**EXERCISE TASK:** Which lines below hold the word "label"? Report each one.

***** DATA PROVIDED

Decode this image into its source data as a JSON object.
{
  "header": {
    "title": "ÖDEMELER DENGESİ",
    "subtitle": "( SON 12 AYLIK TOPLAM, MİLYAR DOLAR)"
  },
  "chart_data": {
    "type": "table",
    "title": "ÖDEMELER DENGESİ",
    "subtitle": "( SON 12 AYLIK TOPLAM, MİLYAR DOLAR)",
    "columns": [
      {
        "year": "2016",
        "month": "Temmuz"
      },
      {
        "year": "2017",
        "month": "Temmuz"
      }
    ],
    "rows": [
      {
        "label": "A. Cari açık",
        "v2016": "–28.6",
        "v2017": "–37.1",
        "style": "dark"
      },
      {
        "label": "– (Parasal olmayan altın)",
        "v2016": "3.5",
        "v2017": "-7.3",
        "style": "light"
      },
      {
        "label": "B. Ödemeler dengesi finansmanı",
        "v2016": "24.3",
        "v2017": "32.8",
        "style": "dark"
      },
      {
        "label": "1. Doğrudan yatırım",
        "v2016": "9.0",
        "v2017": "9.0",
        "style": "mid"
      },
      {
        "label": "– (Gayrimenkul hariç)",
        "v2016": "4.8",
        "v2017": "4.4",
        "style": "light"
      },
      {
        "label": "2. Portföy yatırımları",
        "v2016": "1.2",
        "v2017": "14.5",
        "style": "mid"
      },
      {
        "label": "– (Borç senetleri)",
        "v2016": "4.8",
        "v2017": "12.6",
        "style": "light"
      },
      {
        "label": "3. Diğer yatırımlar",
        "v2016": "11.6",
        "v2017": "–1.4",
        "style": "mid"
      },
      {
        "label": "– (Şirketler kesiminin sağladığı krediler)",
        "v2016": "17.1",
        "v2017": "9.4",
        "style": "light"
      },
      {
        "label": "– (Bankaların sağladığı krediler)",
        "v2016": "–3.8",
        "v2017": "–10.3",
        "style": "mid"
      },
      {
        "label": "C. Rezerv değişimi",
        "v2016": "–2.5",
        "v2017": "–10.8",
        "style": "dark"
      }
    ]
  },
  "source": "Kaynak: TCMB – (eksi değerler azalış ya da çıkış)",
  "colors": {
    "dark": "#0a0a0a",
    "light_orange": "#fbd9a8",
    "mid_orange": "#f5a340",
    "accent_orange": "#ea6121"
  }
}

**********

**WRITTEN RESPONSE:**
        "label": "A. Cari açık",
        "label": "– (Parasal olmayan altın)",
        "label": "B. Ödemeler dengesi finansmanı",
        "label": "1. Doğrudan yatırım",
        "label": "– (Gayrimenkul hariç)",
        "label": "2. Portföy yatırımları",
        "label": "– (Borç senetleri)",
        "label": "3. Diğer yatırımlar",
        "label": "– (Şirketler kesiminin sağladığı krediler)",
        "label": "– (Bankaların sağladığı krediler)",
        "label": "C. Rezerv değişimi",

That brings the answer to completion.